Your task:
Transcribe the data in full and exactly, omitting any pictures.

START Information provided

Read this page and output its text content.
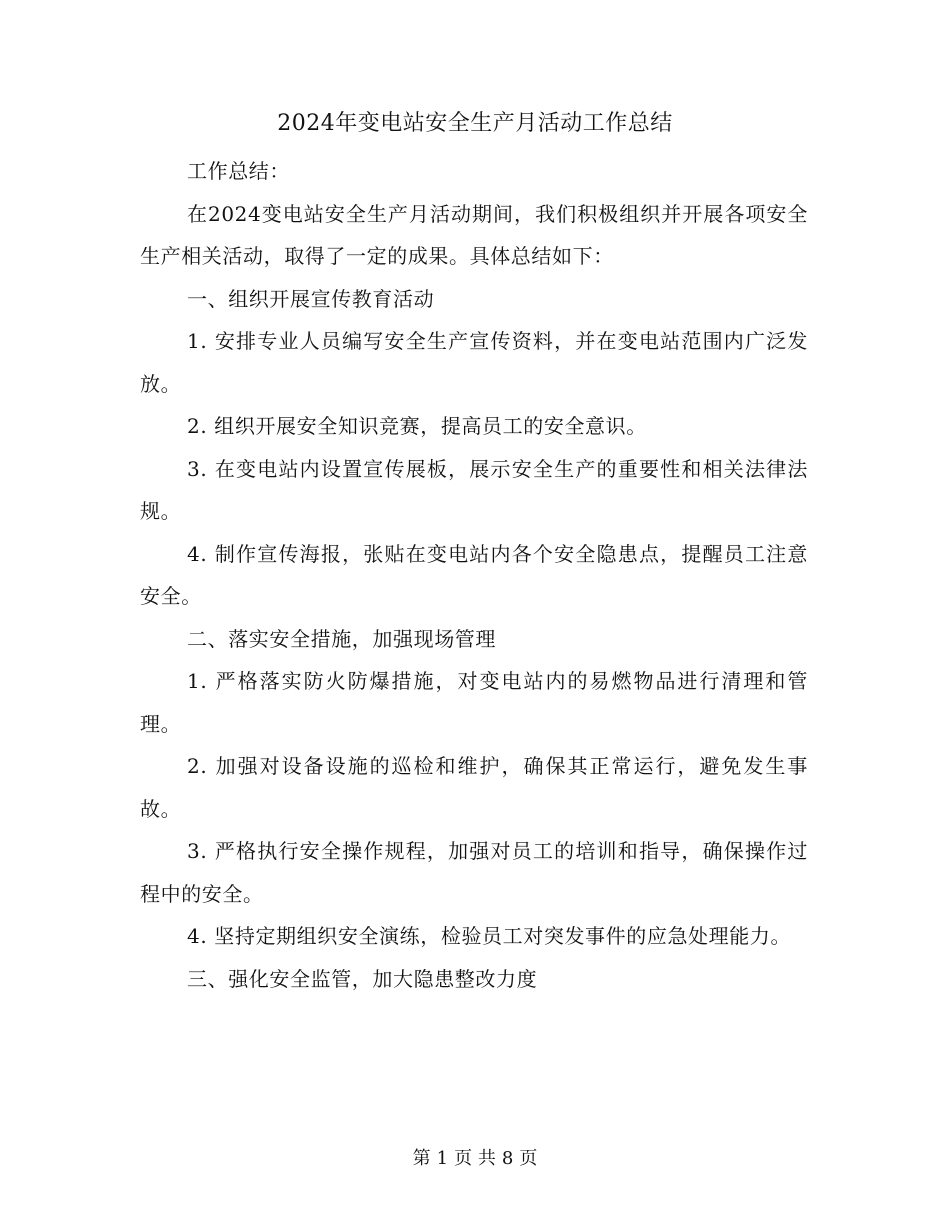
2024年变电站安全生产月活动工作总结

工作总结：

在2024变电站安全生产月活动期间，我们积极组织并开展各项安全生产相关活动，取得了一定的成果。具体总结如下：

一、组织开展宣传教育活动

1. 安排专业人员编写安全生产宣传资料，并在变电站范围内广泛发放。

2. 组织开展安全知识竞赛，提高员工的安全意识。

3. 在变电站内设置宣传展板，展示安全生产的重要性和相关法律法规。

4. 制作宣传海报，张贴在变电站内各个安全隐患点，提醒员工注意安全。

二、落实安全措施，加强现场管理

1. 严格落实防火防爆措施，对变电站内的易燃物品进行清理和管理。

2. 加强对设备设施的巡检和维护，确保其正常运行，避免发生事故。

3. 严格执行安全操作规程，加强对员工的培训和指导，确保操作过程中的安全。

4. 坚持定期组织安全演练，检验员工对突发事件的应急处理能力。

三、强化安全监管，加大隐患整改力度

第 1 页 共 8 页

END Information provided

Solution to this exercise:
Read this page and output its text content.
2024年变电站安全生产月活动工作总结

工作总结：

在2024变电站安全生产月活动期间，我们积极组织并开展各项安全生产相关活动，取得了一定的成果。具体总结如下：

一、组织开展宣传教育活动

1. 安排专业人员编写安全生产宣传资料，并在变电站范围内广泛发放。

2. 组织开展安全知识竞赛，提高员工的安全意识。

3. 在变电站内设置宣传展板，展示安全生产的重要性和相关法律法规。

4. 制作宣传海报，张贴在变电站内各个安全隐患点，提醒员工注意安全。

二、落实安全措施，加强现场管理

1. 严格落实防火防爆措施，对变电站内的易燃物品进行清理和管理。

2. 加强对设备设施的巡检和维护，确保其正常运行，避免发生事故。

3. 严格执行安全操作规程，加强对员工的培训和指导，确保操作过程中的安全。

4. 坚持定期组织安全演练，检验员工对突发事件的应急处理能力。

三、强化安全监管，加大隐患整改力度

第 1 页 共 8 页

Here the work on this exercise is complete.